Task 1
In the sea-trial post, who made the really tight turn in the upper right of the close-up?
Task 2
In the records, rewrite everything from the line containing "Patent image size: (1020, 718)." down to the line containing "The fitting hole 530 is at (527, 300).", with "schematic view" changed to "diagrammatic view" and all else unchanged. Return only those lines.

I took this on the first sea trial, bungeed to the propane locker. The LED blinked every second as we played around in the Ship Canal, Lake Union, and Portage Bay. When I got back to the lab, I popped the SD card into my Mac's USB reader, dropped the collected data into a KML template file, and clicked it to launch Google Earth... with utterly wonderful results!

Here is the overall journey, and this is a close-up of our zig-zagging in the Lake to get to know the sails and learn tight maneuvering (the really tight turn in the upper right was done by Chris Tesh as he lectured me on prop walk and engine/rudder tricks; the much sloppier one to the left is mine... looks like I need practice). If you want, you can play with the KML file and your own installation of Google Earth (do a "save link target as" on that, or you'll see a bunch of text in your browser instead).

Ain't technology wonderful? When this site matures a bit, there will be a browsable archive of track logs and related photos.

More added commentary from June 2009: I noticed that this post gets a lot of visitors, so I want to add a bit more information. My GPS Datalogger kit mentioned above is intended to simplify this process, and is based on a Geochron Blue unit from Sparkfun Electronics, packaged in a small Pelican case with a Lithium-Polymer battery and Bluetooth... and is shipped with adhesive-backed velcro so you can leave it attached to a convenient spot on your boat or other vehicle. More detail on the DIY approach is over here, and I'm happy to report that the manual KML-file editing is a thing of the past with the excellent GPS Visualizer (if you use that, please send him some Paypal donation love).

Given records
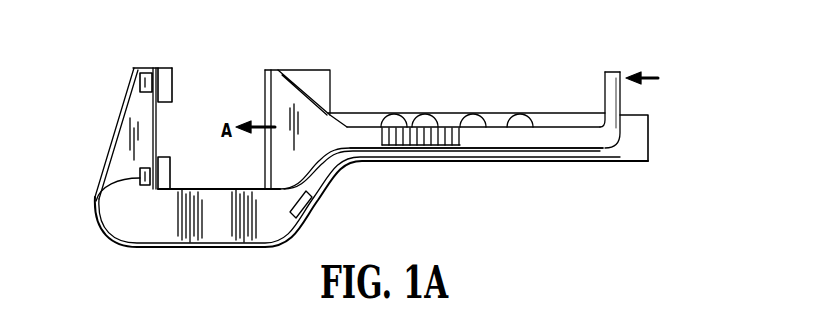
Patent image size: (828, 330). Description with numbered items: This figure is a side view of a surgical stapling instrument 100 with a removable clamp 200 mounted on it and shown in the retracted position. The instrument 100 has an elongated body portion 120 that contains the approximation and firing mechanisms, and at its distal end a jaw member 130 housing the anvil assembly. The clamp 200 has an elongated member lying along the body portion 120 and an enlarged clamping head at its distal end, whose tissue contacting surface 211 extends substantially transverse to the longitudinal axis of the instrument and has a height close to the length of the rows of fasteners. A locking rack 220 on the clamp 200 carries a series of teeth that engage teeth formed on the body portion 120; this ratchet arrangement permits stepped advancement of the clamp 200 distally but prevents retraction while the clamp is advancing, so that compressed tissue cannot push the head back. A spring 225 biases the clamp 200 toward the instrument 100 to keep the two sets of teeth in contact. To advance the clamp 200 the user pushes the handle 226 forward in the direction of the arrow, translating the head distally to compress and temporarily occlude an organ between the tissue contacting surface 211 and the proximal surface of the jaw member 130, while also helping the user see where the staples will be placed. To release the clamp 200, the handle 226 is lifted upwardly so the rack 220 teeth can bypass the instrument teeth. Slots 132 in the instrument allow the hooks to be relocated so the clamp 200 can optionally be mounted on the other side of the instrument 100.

The surgical stapling instrument 100 is at (182, 262).
The elongated body portion 120 is at (613, 162).
The jaw member 130 is at (122, 140).
The slots 132 is at (139, 75).
The clamp 200 is at (550, 149).
The tissue contacting surface 211 is at (265, 92).
The locking rack 220 is at (413, 149).
The spring 225 is at (402, 115).
The handle 226 is at (625, 101).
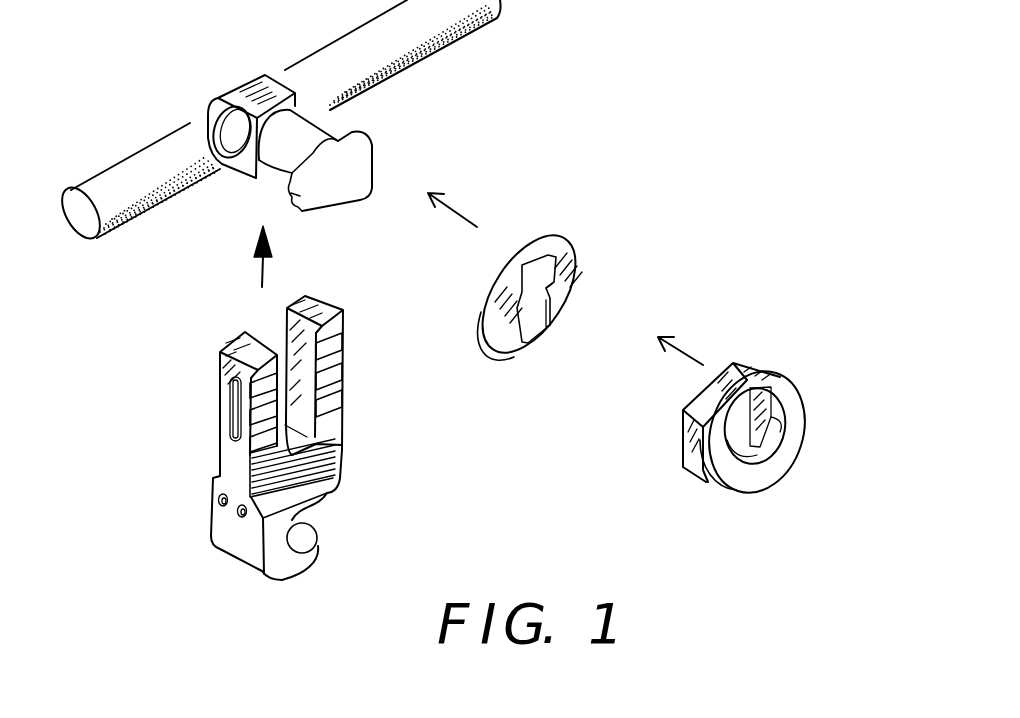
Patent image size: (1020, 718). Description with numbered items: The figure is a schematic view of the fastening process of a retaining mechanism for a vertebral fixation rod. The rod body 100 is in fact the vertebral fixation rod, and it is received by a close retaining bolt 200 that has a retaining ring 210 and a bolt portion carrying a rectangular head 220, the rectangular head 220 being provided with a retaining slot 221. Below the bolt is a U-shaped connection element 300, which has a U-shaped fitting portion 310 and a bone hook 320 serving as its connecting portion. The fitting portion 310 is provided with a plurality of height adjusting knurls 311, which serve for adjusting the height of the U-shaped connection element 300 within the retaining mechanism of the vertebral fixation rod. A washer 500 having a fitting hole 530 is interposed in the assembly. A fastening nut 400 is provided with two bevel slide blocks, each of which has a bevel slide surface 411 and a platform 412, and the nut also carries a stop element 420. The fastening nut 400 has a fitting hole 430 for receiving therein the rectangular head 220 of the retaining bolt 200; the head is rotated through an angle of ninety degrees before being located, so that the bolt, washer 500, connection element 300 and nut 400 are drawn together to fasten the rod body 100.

The rod body 100 is at (417, 62).
The close retaining bolt 200 is at (395, 149).
The retaining ring 210 is at (260, 102).
The rectangular head 220 is at (377, 166).
The retaining slot 221 is at (298, 200).
The U-shaped connection element 300 is at (355, 438).
The U-shaped fitting portion 310 is at (325, 386).
The height adjusting knurls 311 is at (328, 375).
The bone hook 320 is at (270, 547).
The fastening nut 400 is at (813, 432).
The bevel slide surface 411 is at (778, 426).
The platform 412 is at (773, 400).
The stop element 420 is at (722, 477).
The fitting hole 430 is at (735, 438).
The washer 500 is at (565, 294).
The fitting hole 530 is at (527, 300).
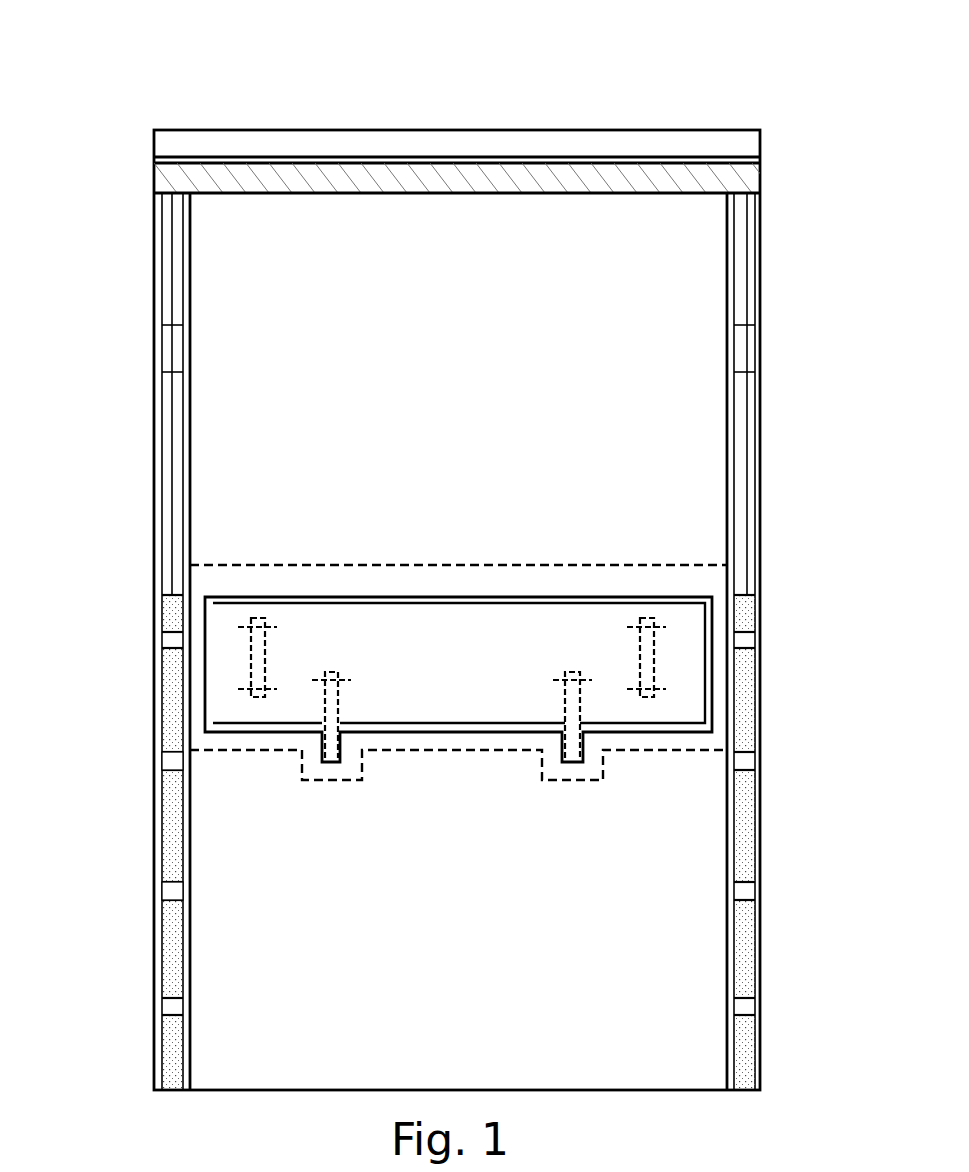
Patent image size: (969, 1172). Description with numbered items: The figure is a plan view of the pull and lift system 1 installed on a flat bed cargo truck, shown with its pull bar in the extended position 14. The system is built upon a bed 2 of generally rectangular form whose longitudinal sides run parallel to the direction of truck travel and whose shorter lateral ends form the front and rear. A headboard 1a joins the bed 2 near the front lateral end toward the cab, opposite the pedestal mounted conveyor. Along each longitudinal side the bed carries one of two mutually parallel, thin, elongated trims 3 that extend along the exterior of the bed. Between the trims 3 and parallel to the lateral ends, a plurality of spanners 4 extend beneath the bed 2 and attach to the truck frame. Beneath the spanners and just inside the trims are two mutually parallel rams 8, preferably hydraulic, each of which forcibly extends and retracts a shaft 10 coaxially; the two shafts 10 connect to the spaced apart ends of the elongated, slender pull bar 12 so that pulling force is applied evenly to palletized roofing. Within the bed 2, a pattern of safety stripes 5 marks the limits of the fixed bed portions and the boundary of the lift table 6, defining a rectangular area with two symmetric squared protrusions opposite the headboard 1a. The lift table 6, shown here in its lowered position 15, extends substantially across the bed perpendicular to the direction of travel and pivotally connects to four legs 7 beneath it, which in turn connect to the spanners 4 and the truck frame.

Output 1
Chris Tesh

Output 2
Patent image size: (1020, 718). Description with numbered items: The figure is a diagrammatic view of the fastening process of a retaining mechanism for a vertebral fixation rod. The rod body 100 is in fact the vertebral fixation rod, and it is received by a close retaining bolt 200 that has a retaining ring 210 and a bolt portion carrying a rectangular head 220, the rectangular head 220 being provided with a retaining slot 221. Below the bolt is a U-shaped connection element 300, which has a U-shaped fitting portion 310 and a bone hook 320 serving as its connecting portion. The fitting portion 310 is provided with a plurality of height adjusting knurls 311, which serve for adjusting the height of the U-shaped connection element 300 within the retaining mechanism of the vertebral fixation rod. A washer 500 having a fitting hole 530 is interposed in the assembly. A fastening nut 400 is provided with two bevel slide blocks, each of which has a bevel slide surface 411 and a platform 412, and the nut also carries a stop element 420. The fastening nut 400 has a fitting hole 430 for receiving therein the rectangular head 220 of the retaining bolt 200; the head is rotated through an angle of ninety degrees before being located, so that the bolt, washer 500, connection element 300 and nut 400 are drawn together to fasten the rod body 100.

The rod body 100 is at (417, 62).
The close retaining bolt 200 is at (395, 149).
The retaining ring 210 is at (260, 102).
The rectangular head 220 is at (377, 166).
The retaining slot 221 is at (298, 200).
The U-shaped connection element 300 is at (355, 438).
The U-shaped fitting portion 310 is at (325, 386).
The height adjusting knurls 311 is at (328, 375).
The bone hook 320 is at (270, 547).
The fastening nut 400 is at (813, 432).
The bevel slide surface 411 is at (778, 426).
The platform 412 is at (773, 400).
The stop element 420 is at (722, 477).
The fitting hole 430 is at (735, 438).
The washer 500 is at (565, 294).
The fitting hole 530 is at (527, 300).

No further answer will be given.